Extracts from a graphics dataset
┄┄┄┄┄┄┄┄┄┄┄┄┄┄┄┄┄┄┄┄

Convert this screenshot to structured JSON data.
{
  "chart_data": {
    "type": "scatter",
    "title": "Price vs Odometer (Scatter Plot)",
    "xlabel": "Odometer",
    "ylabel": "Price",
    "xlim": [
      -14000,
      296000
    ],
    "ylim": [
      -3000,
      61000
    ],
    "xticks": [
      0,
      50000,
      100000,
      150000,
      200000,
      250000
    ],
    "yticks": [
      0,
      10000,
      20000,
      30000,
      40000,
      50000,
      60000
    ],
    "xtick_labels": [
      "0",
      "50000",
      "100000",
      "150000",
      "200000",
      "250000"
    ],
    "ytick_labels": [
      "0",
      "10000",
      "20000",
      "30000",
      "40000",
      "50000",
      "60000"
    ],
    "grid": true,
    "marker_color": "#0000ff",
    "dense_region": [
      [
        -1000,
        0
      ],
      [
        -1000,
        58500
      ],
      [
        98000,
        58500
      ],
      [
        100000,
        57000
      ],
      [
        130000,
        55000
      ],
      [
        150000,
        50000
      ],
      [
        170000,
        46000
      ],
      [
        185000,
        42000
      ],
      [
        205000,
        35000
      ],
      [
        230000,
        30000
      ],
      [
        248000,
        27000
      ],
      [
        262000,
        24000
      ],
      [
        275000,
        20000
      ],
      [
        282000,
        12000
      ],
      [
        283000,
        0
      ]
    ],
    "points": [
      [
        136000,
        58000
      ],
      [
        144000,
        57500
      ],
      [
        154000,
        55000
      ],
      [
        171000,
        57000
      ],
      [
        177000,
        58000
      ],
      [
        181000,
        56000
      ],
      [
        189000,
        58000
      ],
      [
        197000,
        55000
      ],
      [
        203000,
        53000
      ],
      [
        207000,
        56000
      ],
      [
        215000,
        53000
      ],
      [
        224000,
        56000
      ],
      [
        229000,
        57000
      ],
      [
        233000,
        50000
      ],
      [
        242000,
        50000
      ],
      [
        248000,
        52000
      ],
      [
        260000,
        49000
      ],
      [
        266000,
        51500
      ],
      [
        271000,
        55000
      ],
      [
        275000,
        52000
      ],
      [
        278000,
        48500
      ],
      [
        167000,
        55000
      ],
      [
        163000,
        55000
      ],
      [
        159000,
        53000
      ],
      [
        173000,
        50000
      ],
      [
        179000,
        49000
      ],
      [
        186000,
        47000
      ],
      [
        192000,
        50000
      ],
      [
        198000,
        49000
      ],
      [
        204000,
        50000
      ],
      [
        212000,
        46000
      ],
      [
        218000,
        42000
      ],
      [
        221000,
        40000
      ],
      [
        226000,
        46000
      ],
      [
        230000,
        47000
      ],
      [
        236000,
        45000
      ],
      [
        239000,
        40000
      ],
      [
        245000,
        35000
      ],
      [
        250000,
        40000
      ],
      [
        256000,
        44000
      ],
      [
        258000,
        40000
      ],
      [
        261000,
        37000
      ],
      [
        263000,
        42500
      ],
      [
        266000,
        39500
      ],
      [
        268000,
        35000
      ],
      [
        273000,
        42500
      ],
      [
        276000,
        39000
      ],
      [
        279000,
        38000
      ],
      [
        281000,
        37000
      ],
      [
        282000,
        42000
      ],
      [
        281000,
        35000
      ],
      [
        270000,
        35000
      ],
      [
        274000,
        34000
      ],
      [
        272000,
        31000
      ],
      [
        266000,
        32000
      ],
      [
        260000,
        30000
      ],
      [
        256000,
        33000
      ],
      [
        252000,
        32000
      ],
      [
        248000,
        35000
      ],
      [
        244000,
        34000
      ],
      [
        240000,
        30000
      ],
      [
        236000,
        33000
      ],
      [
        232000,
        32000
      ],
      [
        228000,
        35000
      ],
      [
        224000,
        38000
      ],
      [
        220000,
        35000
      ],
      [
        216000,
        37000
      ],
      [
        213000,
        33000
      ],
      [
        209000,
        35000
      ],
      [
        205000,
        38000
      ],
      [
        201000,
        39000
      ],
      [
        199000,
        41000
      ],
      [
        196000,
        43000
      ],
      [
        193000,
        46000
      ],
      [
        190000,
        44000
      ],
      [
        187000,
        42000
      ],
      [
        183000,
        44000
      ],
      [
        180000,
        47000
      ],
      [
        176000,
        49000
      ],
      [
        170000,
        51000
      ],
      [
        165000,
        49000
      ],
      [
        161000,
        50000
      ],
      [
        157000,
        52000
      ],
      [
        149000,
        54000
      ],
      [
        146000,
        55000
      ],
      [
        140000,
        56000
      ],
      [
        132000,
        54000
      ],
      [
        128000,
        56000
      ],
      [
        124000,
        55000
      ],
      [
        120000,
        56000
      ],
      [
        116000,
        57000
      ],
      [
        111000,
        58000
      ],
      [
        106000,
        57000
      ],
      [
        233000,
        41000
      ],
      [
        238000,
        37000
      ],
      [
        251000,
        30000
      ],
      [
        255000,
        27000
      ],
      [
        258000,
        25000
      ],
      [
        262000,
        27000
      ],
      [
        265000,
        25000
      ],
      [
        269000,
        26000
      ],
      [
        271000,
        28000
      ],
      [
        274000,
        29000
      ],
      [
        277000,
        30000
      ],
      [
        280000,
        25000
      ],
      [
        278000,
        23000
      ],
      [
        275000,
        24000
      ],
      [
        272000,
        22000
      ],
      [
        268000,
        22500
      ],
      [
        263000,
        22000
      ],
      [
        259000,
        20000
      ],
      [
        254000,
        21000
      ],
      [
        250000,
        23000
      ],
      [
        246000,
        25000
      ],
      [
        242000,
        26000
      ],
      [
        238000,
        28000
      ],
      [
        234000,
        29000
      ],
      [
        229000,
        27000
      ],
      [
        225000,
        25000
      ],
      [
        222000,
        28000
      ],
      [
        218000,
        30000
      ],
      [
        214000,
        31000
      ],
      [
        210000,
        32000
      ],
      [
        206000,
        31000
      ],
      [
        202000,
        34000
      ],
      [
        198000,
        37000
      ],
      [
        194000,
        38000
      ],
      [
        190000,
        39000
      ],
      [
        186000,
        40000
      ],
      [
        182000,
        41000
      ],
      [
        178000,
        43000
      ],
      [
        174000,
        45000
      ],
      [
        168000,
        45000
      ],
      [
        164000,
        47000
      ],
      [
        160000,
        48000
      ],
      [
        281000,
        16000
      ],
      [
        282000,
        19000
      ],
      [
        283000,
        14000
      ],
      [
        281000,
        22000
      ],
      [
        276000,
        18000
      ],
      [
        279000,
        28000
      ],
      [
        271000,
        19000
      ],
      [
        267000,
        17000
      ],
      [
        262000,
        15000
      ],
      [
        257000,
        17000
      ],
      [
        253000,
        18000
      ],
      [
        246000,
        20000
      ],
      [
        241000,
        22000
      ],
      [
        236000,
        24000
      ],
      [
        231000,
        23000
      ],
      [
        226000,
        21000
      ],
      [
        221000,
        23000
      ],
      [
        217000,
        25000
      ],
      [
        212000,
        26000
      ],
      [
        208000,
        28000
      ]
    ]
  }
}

┄┄┄┄┄┄┄┄┄┄┄┄┄┄┄┄┄┄┄┄

Find the lines holding "Price" and list every one.

    "title": "Price vs Odometer (Scatter Plot)",
    "ylabel": "Price",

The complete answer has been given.